— PROBLEM REQUIREMENTS —
Verbatim output of all the material below is required.

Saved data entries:

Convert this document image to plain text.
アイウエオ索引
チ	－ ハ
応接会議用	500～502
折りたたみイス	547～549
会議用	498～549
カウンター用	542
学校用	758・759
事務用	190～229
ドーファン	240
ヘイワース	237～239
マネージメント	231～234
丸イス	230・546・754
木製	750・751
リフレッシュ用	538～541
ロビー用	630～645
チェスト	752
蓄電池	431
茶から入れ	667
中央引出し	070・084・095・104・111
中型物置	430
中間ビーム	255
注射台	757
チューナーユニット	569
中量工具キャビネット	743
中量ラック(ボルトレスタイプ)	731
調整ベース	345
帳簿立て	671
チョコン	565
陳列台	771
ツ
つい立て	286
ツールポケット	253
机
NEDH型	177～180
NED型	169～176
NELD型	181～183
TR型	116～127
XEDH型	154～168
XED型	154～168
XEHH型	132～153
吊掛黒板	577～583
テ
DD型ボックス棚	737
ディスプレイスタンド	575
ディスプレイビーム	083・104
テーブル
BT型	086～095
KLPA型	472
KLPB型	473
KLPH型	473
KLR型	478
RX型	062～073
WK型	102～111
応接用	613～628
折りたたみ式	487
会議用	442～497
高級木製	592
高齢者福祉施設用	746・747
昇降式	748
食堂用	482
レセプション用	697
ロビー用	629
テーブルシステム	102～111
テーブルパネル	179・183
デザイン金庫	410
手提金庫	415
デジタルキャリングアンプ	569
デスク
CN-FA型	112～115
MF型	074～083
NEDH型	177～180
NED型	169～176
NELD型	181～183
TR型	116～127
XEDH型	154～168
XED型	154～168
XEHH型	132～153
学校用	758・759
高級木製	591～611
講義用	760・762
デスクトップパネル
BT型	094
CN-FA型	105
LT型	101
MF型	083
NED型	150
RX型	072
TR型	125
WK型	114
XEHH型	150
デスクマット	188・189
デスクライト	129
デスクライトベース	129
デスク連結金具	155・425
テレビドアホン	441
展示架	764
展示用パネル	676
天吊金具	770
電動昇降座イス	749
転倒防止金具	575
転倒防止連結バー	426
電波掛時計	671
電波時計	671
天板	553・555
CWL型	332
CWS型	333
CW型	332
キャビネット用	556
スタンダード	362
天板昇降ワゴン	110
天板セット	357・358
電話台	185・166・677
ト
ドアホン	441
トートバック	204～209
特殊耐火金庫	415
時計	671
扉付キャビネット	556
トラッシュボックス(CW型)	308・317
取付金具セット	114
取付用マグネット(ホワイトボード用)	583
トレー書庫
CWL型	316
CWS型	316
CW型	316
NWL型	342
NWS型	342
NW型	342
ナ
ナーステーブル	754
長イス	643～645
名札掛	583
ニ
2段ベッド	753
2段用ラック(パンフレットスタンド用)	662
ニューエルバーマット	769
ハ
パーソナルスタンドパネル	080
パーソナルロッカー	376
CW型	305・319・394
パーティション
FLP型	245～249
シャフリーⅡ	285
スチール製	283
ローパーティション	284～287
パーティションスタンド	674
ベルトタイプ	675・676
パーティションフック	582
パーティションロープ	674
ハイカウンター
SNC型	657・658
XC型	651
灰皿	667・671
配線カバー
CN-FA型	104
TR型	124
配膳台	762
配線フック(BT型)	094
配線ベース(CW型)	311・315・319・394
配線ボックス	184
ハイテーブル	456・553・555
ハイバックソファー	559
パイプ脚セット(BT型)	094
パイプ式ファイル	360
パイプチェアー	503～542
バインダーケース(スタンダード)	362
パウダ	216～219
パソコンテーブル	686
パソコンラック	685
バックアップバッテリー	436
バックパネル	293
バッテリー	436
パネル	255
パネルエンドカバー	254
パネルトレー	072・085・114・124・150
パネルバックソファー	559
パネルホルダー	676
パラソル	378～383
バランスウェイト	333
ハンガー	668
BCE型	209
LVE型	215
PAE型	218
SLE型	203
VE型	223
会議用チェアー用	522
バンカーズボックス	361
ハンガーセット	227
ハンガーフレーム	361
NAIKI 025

— FINAL ANSWER —
Convert this document image to plain text.
アイウエオ索引
チ	－ ハ
応接会議用	500～502
折りたたみイス	547～549
会議用	498～549
カウンター用	542
学校用	758・759
事務用	190～229
ドーファン	240
ヘイワース	237～239
マネージメント	231～234
丸イス	230・546・754
木製	750・751
リフレッシュ用	538～541
ロビー用	630～645
チェスト	752
蓄電池	431
茶から入れ	667
中央引出し	070・084・095・104・111
中型物置	430
中間ビーム	255
注射台	757
チューナーユニット	569
中量工具キャビネット	743
中量ラック(ボルトレスタイプ)	731
調整ベース	345
帳簿立て	671
チョコン	565
陳列台	771
ツ
つい立て	286
ツールポケット	253
机
NEDH型	177～180
NED型	169～176
NELD型	181～183
TR型	116～127
XEDH型	154～168
XED型	154～168
XEHH型	132～153
吊掛黒板	577～583
テ
DD型ボックス棚	737
ディスプレイスタンド	575
ディスプレイビーム	083・104
テーブル
BT型	086～095
KLPA型	472
KLPB型	473
KLPH型	473
KLR型	478
RX型	062～073
WK型	102～111
応接用	613～628
折りたたみ式	487
会議用	442～497
高級木製	592
高齢者福祉施設用	746・747
昇降式	748
食堂用	482
レセプション用	697
ロビー用	629
テーブルシステム	102～111
テーブルパネル	179・183
デザイン金庫	410
手提金庫	415
デジタルキャリングアンプ	569
デスク
CN-FA型	112～115
MF型	074～083
NEDH型	177～180
NED型	169～176
NELD型	181～183
TR型	116～127
XEDH型	154～168
XED型	154～168
XEHH型	132～153
学校用	758・759
高級木製	591～611
講義用	760・762
デスクトップパネル
BT型	094
CN-FA型	105
LT型	101
MF型	083
NED型	150
RX型	072
TR型	125
WK型	114
XEHH型	150
デスクマット	188・189
デスクライト	129
デスクライトベース	129
デスク連結金具	155・425
テレビドアホン	441
展示架	764
展示用パネル	676
天吊金具	770
電動昇降座イス	749
転倒防止金具	575
転倒防止連結バー	426
電波掛時計	671
電波時計	671
天板	553・555
CWL型	332
CWS型	333
CW型	332
キャビネット用	556
スタンダード	362
天板昇降ワゴン	110
天板セット	357・358
電話台	185・166・677
ト
ドアホン	441
トートバック	204～209
特殊耐火金庫	415
時計	671
扉付キャビネット	556
トラッシュボックス(CW型)	308・317
取付金具セット	114
取付用マグネット(ホワイトボード用)	583
トレー書庫
CWL型	316
CWS型	316
CW型	316
NWL型	342
NWS型	342
NW型	342
ナ
ナーステーブル	754
長イス	643～645
名札掛	583
ニ
2段ベッド	753
2段用ラック(パンフレットスタンド用)	662
ニューエルバーマット	769
ハ
パーソナルスタンドパネル	080
パーソナルロッカー	376
CW型	305・319・394
パーティション
FLP型	245～249
シャフリーⅡ	285
スチール製	283
ローパーティション	284～287
パーティションスタンド	674
ベルトタイプ	675・676
パーティションフック	582
パーティションロープ	674
ハイカウンター
SNC型	657・658
XC型	651
灰皿	667・671
配線カバー
CN-FA型	104
TR型	124
配膳台	762
配線フック(BT型)	094
配線ベース(CW型)	311・315・319・394
配線ボックス	184
ハイテーブル	456・553・555
ハイバックソファー	559
パイプ脚セット(BT型)	094
パイプ式ファイル	360
パイプチェアー	503～542
バインダーケース(スタンダード)	362
パウダ	216～219
パソコンテーブル	686
パソコンラック	685
バックアップバッテリー	436
バックパネル	293
バッテリー	436
パネル	255
パネルエンドカバー	254
パネルトレー	072・085・114・124・150
パネルバックソファー	559
パネルホルダー	676
パラソル	378～383
バランスウェイト	333
ハンガー	668
BCE型	209
LVE型	215
PAE型	218
SLE型	203
VE型	223
会議用チェアー用	522
バンカーズボックス	361
ハンガーセット	227
ハンガーフレーム	361
NAIKI 025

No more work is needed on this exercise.